- Records -
(begin)

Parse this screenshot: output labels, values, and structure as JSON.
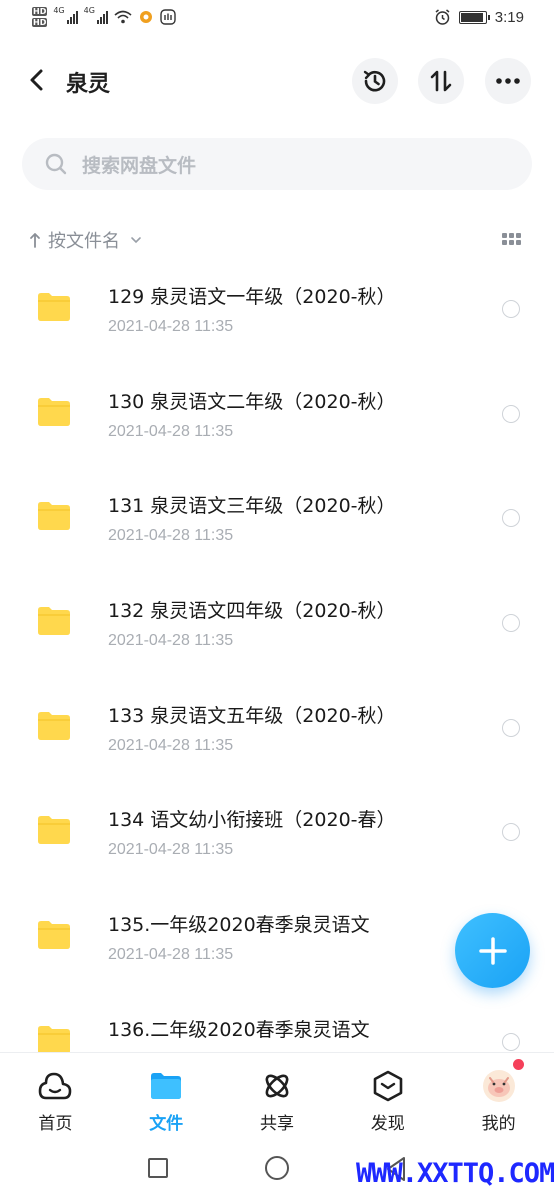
{
  "status_bar": {
    "hd1": "HD",
    "hd2": "HD",
    "net1": "4G",
    "net2": "4G",
    "time": "3:19"
  },
  "header": {
    "title": "泉灵",
    "back_icon": "chevron-left-icon",
    "history_icon": "history-icon",
    "sort_icon": "sort-arrows-icon",
    "more_icon": "more-dots-icon"
  },
  "search": {
    "placeholder": "搜索网盘文件"
  },
  "sort": {
    "label": "按文件名"
  },
  "files": [
    {
      "name": "129 泉灵语文一年级（2020-秋）",
      "date": "2021-04-28  11:35"
    },
    {
      "name": "130 泉灵语文二年级（2020-秋）",
      "date": "2021-04-28  11:35"
    },
    {
      "name": "131 泉灵语文三年级（2020-秋）",
      "date": "2021-04-28  11:35"
    },
    {
      "name": "132 泉灵语文四年级（2020-秋）",
      "date": "2021-04-28  11:35"
    },
    {
      "name": "133 泉灵语文五年级（2020-秋）",
      "date": "2021-04-28  11:35"
    },
    {
      "name": "134 语文幼小衔接班（2020-春）",
      "date": "2021-04-28  11:35"
    },
    {
      "name": "135.一年级2020春季泉灵语文",
      "date": "2021-04-28  11:35"
    },
    {
      "name": "136.二年级2020春季泉灵语文",
      "date": ""
    }
  ],
  "bottom_nav": [
    {
      "label": "首页",
      "icon": "cloud-home-icon"
    },
    {
      "label": "文件",
      "icon": "folder-icon"
    },
    {
      "label": "共享",
      "icon": "share-orbit-icon"
    },
    {
      "label": "发现",
      "icon": "discover-icon"
    },
    {
      "label": "我的",
      "icon": "avatar-icon"
    }
  ],
  "colors": {
    "accent": "#1aa2f5",
    "folder": "#ffd84d",
    "badge": "#f5405a"
  },
  "watermark": "WWW.XXTTQ.COM"
}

(end)

- What is needed -
Every line of the listing that holds "name" is to be counted; give only the resulting number.

- Exercise solution -
8